▶ _The request_:
Print the records below word for word, but leave out the pictures.

────────

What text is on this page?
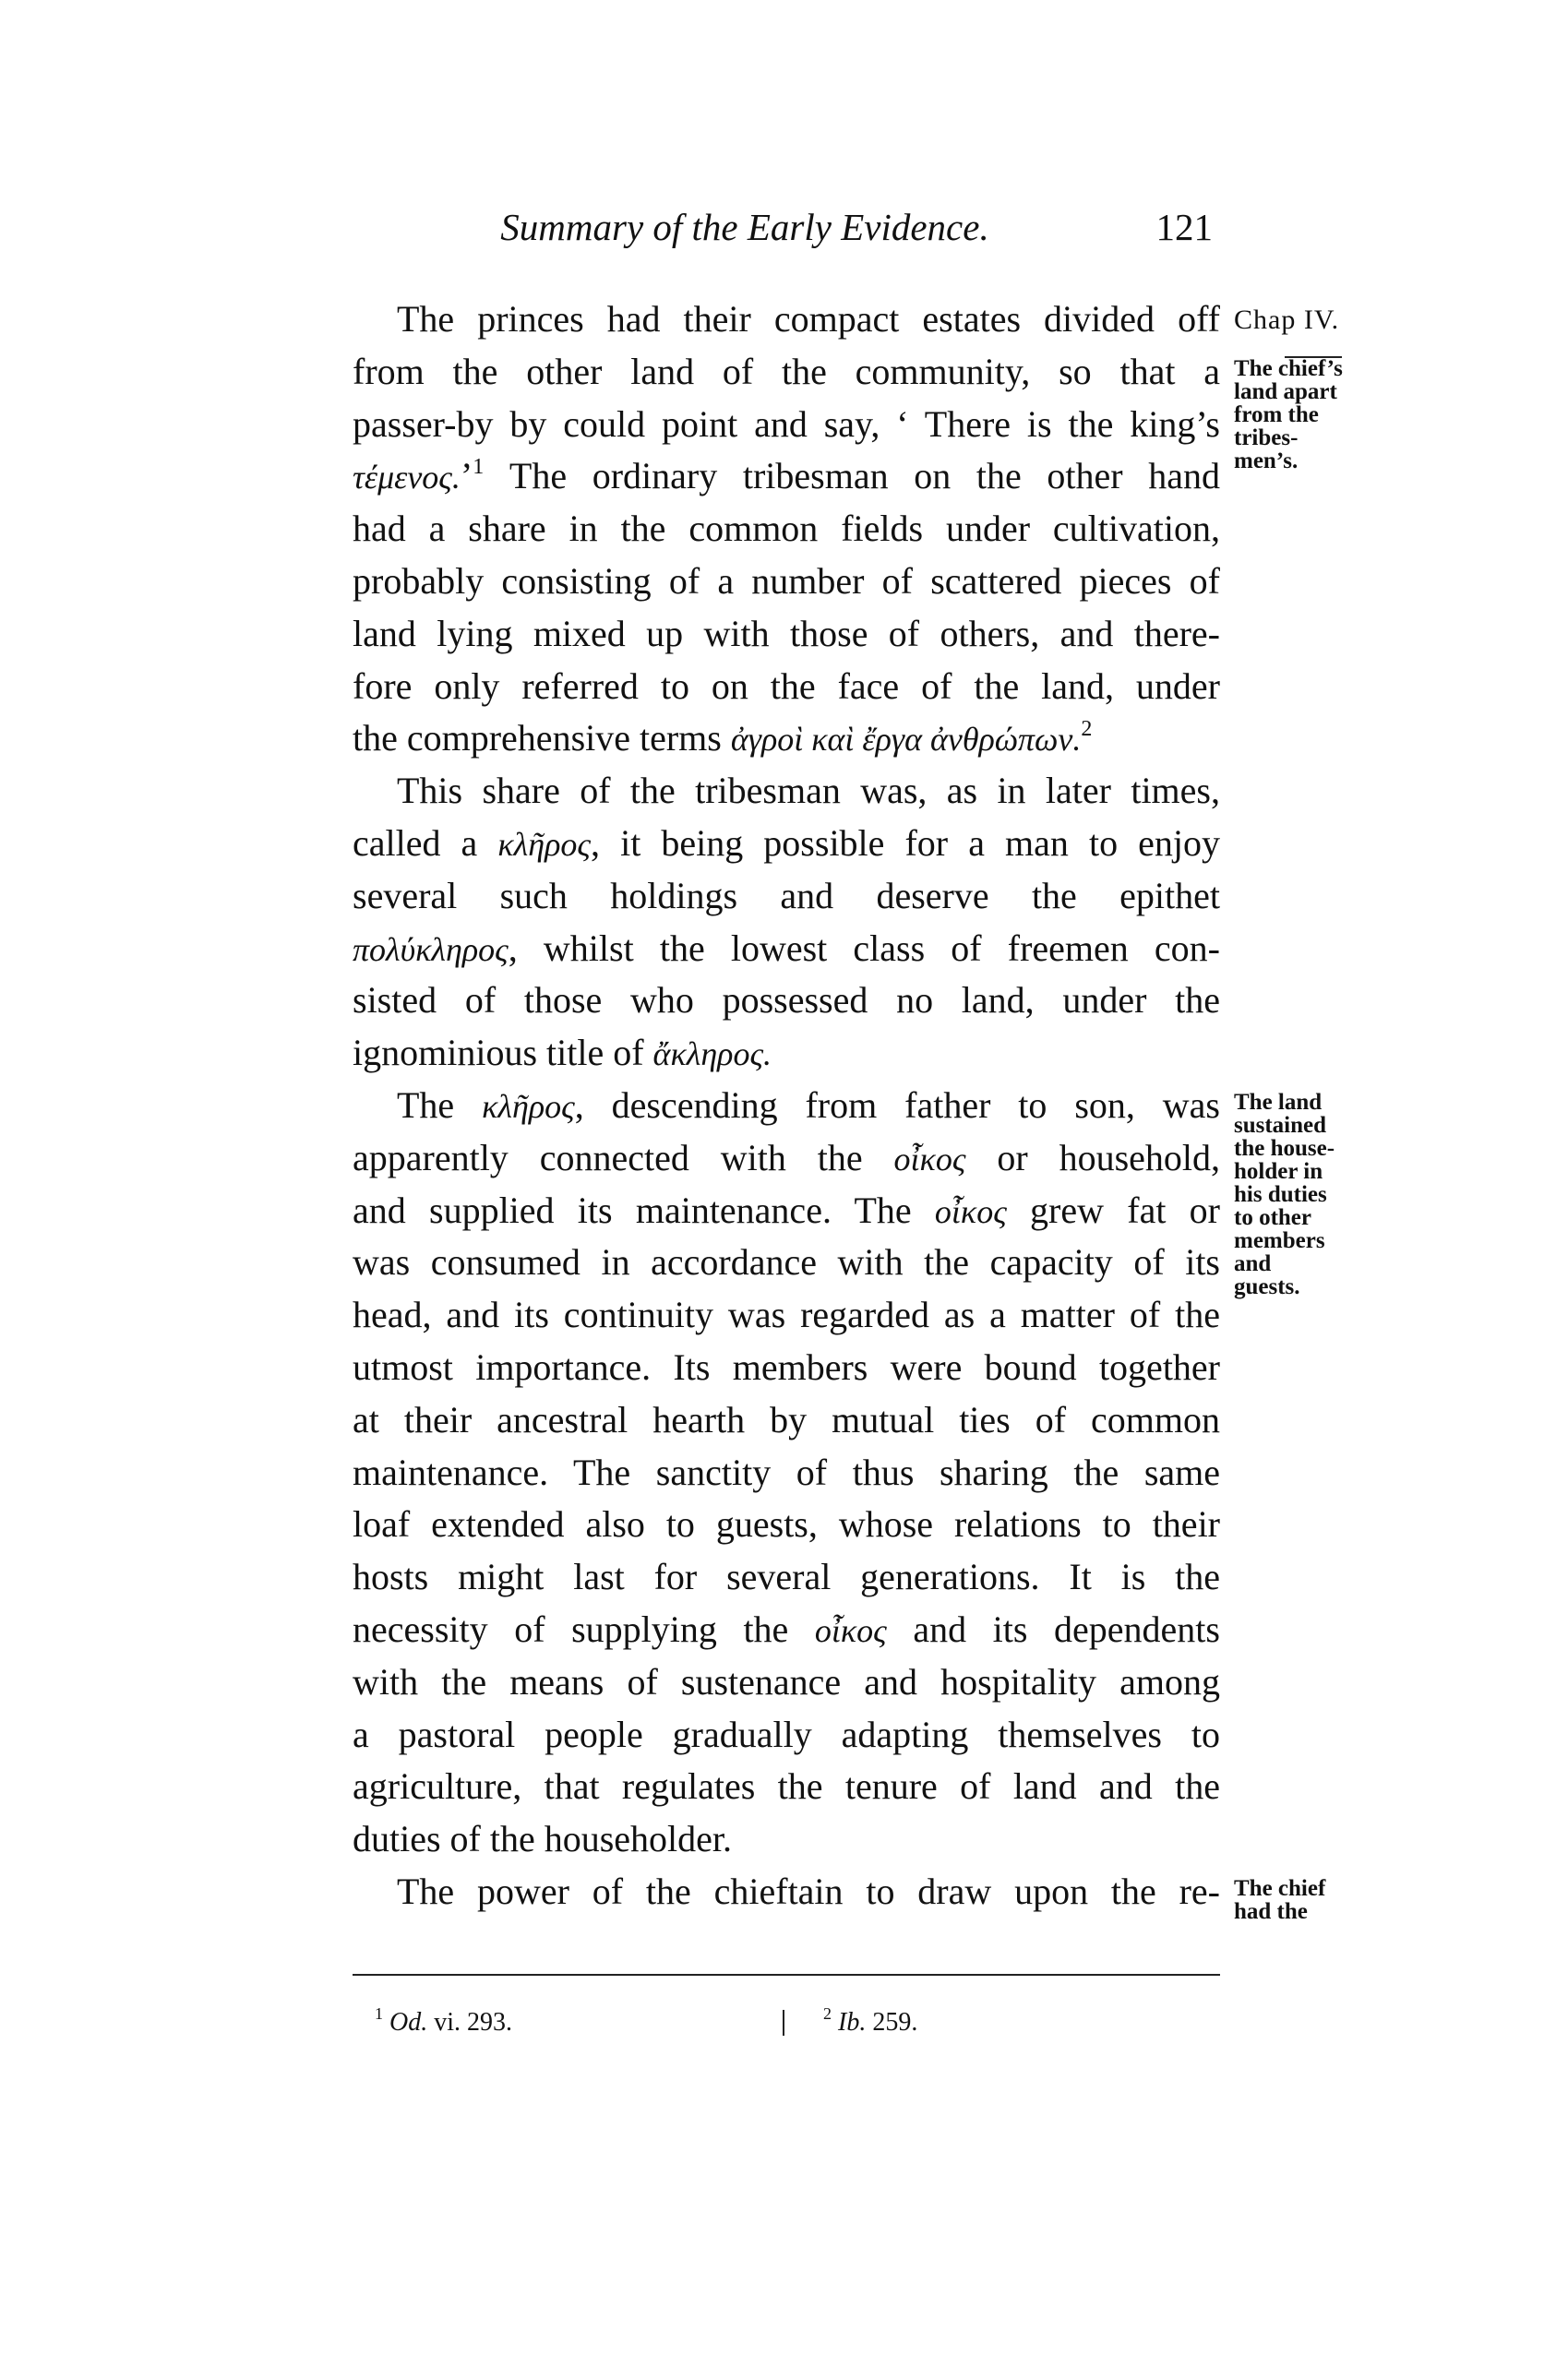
Summary of the Early Evidence.	121
Chap IV.
The princes had their compact estates divided off
from the other land of the community, so that a
passer-by by could point and say, ‘ There is the king’s
τέμενος.’$^1$ The ordinary tribesman on the other hand
had a share in the common fields under cultivation,
probably consisting of a number of scattered pieces of
land lying mixed up with those of others, and there-
fore only referred to on the face of the land, under
the comprehensive terms ἀγροὶ καὶ ἔργα ἀνθρώπων.$^2$
This share of the tribesman was, as in later times,
called a κλῆρος, it being possible for a man to enjoy
several such holdings and deserve the epithet
πολύκληρος, whilst the lowest class of freemen con-
sisted of those who possessed no land, under the
ignominious title of ἄκληρος.
The κλῆρος, descending from father to son, was
apparently connected with the οἶκος or household,
and supplied its maintenance. The οἶκος grew fat or
was consumed in accordance with the capacity of its
head, and its continuity was regarded as a matter of the
utmost importance. Its members were bound together
at their ancestral hearth by mutual ties of common
maintenance. The sanctity of thus sharing the same
loaf extended also to guests, whose relations to their
hosts might last for several generations. It is the
necessity of supplying the οἶκος and its dependents
with the means of sustenance and hospitality among
a pastoral people gradually adapting themselves to
agriculture, that regulates the tenure of land and the
duties of the householder.
The power of the chieftain to draw upon the re-
The chief’s
land apart
from the
tribes-
men’s.
The land
sustained
the house-
holder in
his duties
to other
members
and
guests.
The chief
had the
$^1$ Od. vi. 293.	$^2$ Ib. 259.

────────

▶ _Reply_:
What text is on this page?
Summary of the Early Evidence.	121
Chap IV.
The princes had their compact estates divided off
from the other land of the community, so that a
passer-by by could point and say, ‘ There is the king’s
τέμενος.’$^1$ The ordinary tribesman on the other hand
had a share in the common fields under cultivation,
probably consisting of a number of scattered pieces of
land lying mixed up with those of others, and there-
fore only referred to on the face of the land, under
the comprehensive terms ἀγροὶ καὶ ἔργα ἀνθρώπων.$^2$
This share of the tribesman was, as in later times,
called a κλῆρος, it being possible for a man to enjoy
several such holdings and deserve the epithet
πολύκληρος, whilst the lowest class of freemen con-
sisted of those who possessed no land, under the
ignominious title of ἄκληρος.
The κλῆρος, descending from father to son, was
apparently connected with the οἶκος or household,
and supplied its maintenance. The οἶκος grew fat or
was consumed in accordance with the capacity of its
head, and its continuity was regarded as a matter of the
utmost importance. Its members were bound together
at their ancestral hearth by mutual ties of common
maintenance. The sanctity of thus sharing the same
loaf extended also to guests, whose relations to their
hosts might last for several generations. It is the
necessity of supplying the οἶκος and its dependents
with the means of sustenance and hospitality among
a pastoral people gradually adapting themselves to
agriculture, that regulates the tenure of land and the
duties of the householder.
The power of the chieftain to draw upon the re-
The chief’s
land apart
from the
tribes-
men’s.
The land
sustained
the house-
holder in
his duties
to other
members
and
guests.
The chief
had the
$^1$ Od. vi. 293.	$^2$ Ib. 259.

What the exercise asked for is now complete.